**Instruction**
Search the entries below. Return every line that has "title" in it.

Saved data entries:

━━━━━━

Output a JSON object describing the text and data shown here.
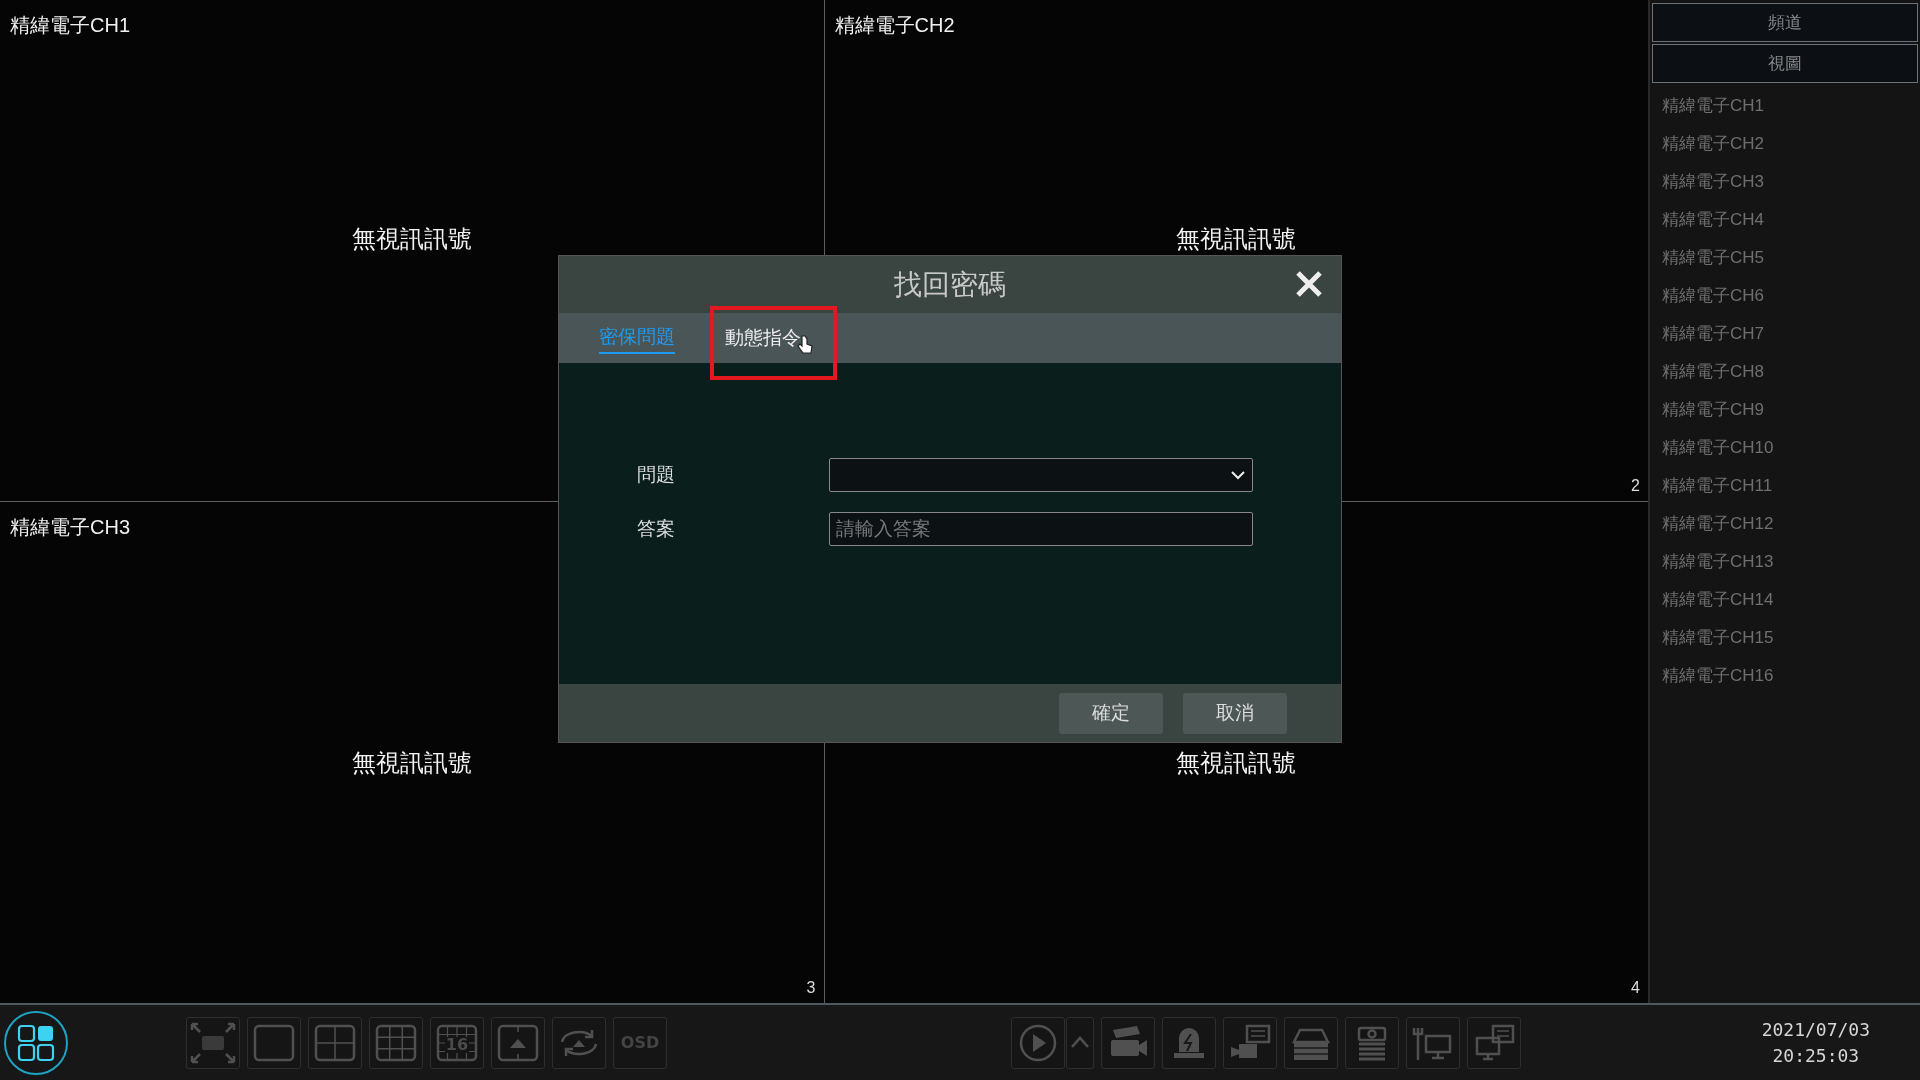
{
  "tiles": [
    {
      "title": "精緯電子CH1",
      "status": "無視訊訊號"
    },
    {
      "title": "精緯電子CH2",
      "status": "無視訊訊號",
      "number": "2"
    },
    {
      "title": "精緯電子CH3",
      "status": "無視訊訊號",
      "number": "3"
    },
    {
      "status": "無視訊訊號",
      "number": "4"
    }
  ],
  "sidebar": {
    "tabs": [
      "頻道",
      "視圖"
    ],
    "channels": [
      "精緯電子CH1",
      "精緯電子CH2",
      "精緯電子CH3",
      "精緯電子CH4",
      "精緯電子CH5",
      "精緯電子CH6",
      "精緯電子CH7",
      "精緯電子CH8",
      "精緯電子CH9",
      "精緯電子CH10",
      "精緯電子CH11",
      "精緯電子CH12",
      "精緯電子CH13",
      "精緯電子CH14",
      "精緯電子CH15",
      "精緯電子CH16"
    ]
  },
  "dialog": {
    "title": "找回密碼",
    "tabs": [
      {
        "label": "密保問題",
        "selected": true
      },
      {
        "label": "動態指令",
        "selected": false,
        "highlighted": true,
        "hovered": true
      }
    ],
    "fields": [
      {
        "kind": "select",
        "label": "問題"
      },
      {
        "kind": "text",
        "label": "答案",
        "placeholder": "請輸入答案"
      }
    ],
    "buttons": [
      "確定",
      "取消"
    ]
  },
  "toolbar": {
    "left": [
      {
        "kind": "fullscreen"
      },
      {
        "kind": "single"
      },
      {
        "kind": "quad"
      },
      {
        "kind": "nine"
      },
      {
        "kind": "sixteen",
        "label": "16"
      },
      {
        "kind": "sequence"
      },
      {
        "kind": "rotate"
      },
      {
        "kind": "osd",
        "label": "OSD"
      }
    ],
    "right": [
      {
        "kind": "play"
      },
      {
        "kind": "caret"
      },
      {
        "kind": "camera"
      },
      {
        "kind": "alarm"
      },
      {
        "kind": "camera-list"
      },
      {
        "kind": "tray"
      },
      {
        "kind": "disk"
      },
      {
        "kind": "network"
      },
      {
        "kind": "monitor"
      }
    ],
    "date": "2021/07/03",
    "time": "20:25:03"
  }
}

━━━━━━

**Full solution**
      "title": "精緯電子CH1",
      "title": "精緯電子CH2",
      "title": "精緯電子CH3",
    "title": "找回密碼",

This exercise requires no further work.